§ **Materials provided**:

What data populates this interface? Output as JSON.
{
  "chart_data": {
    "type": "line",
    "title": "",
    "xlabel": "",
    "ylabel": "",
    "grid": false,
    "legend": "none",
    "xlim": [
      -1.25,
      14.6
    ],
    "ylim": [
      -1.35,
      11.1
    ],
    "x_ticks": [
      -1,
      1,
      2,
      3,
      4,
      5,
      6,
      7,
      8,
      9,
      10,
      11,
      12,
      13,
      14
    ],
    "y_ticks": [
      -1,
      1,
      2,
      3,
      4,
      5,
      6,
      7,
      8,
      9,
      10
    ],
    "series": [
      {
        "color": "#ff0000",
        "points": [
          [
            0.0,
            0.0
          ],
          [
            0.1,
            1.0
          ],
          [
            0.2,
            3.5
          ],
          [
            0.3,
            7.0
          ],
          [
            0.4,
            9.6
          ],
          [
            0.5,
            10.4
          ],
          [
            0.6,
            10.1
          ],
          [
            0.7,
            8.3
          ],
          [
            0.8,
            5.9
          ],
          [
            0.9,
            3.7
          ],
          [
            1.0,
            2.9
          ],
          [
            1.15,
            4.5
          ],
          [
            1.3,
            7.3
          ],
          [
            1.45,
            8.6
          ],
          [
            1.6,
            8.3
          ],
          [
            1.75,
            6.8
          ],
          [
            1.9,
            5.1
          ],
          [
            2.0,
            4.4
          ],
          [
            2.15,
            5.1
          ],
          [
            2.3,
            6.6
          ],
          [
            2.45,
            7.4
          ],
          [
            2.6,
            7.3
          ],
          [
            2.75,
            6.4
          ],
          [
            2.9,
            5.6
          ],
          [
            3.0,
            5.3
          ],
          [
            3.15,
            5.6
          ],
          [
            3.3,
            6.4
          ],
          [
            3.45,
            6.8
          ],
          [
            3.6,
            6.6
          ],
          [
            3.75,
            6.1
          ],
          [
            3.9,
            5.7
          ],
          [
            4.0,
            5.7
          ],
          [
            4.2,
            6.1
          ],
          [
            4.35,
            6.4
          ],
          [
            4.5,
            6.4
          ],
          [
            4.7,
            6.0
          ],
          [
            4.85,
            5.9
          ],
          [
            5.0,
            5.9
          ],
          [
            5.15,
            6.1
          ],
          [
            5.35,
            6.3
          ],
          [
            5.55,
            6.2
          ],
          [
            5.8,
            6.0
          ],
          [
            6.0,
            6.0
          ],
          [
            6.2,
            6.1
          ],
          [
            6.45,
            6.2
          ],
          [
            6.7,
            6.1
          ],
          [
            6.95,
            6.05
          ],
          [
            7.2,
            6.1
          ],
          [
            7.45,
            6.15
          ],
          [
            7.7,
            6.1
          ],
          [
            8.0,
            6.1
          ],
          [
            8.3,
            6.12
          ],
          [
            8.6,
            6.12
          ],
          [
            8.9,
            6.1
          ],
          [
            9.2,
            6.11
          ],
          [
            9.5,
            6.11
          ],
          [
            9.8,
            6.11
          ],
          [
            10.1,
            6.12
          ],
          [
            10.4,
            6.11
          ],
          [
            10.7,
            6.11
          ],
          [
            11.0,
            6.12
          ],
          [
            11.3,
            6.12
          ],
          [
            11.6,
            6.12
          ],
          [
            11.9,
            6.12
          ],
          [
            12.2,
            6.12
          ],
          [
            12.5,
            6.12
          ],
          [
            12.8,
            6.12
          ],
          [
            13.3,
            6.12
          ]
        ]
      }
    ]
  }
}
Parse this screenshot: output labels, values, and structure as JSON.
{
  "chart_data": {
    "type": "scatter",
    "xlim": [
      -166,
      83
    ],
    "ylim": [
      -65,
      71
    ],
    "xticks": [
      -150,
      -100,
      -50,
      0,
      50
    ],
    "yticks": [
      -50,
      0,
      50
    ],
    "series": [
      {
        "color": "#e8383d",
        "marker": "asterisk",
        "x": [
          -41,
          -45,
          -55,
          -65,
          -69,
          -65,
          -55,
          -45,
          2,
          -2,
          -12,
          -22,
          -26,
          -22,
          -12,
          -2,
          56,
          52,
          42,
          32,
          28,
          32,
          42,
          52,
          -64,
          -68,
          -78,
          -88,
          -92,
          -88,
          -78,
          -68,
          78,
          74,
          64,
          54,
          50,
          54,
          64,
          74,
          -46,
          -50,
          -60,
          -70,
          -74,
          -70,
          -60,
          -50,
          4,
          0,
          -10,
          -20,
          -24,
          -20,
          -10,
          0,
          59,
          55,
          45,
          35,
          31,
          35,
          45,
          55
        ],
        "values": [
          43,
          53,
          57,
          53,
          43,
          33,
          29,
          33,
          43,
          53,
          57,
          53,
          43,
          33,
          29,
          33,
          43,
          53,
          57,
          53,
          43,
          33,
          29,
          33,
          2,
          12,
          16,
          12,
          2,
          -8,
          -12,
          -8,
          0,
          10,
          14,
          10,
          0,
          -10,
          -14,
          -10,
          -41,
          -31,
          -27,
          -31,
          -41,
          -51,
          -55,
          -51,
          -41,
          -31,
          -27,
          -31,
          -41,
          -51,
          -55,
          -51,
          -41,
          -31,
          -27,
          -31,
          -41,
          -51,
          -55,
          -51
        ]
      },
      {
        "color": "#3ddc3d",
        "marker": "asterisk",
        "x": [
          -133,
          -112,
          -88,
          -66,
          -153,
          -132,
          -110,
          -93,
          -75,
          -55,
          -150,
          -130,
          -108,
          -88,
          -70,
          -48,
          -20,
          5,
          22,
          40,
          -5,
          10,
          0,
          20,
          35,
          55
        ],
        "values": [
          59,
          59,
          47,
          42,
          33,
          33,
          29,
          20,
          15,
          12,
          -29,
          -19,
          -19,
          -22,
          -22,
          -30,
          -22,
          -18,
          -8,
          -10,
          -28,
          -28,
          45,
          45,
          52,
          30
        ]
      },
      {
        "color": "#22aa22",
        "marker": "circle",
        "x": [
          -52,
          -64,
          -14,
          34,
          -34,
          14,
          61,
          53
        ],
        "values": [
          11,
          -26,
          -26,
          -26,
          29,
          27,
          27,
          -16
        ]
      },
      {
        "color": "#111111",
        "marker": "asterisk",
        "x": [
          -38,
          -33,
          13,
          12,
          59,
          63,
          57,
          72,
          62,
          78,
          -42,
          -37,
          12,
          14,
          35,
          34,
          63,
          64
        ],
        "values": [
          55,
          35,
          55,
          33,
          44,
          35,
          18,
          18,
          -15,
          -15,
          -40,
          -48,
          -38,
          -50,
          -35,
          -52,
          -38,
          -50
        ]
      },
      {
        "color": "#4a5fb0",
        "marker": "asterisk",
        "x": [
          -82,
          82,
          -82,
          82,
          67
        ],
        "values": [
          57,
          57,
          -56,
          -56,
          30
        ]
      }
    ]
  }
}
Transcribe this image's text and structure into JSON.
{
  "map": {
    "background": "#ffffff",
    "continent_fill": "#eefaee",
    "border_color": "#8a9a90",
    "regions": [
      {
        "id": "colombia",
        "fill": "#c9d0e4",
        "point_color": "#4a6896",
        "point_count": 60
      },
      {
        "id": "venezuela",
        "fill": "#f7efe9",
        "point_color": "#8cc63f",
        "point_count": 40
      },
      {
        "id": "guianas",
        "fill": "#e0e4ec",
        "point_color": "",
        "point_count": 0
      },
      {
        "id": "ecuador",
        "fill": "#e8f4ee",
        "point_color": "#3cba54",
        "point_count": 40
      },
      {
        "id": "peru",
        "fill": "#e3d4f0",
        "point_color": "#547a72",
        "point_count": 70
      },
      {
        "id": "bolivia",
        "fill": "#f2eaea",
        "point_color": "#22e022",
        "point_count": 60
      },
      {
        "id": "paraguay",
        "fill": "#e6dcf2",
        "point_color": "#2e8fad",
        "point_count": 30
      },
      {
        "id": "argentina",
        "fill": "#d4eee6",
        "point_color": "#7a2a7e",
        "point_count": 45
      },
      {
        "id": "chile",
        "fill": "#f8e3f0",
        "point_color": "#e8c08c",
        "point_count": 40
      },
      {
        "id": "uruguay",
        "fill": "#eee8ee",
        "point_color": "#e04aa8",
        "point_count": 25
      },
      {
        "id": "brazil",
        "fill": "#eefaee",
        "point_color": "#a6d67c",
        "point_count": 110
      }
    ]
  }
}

§ **What this task involves**: Return every line above in which the string "structure" occurs.

§ **Output for this exercise**:
Parse this screenshot: output labels, values, and structure as JSON.
Transcribe this image's text and structure into JSON.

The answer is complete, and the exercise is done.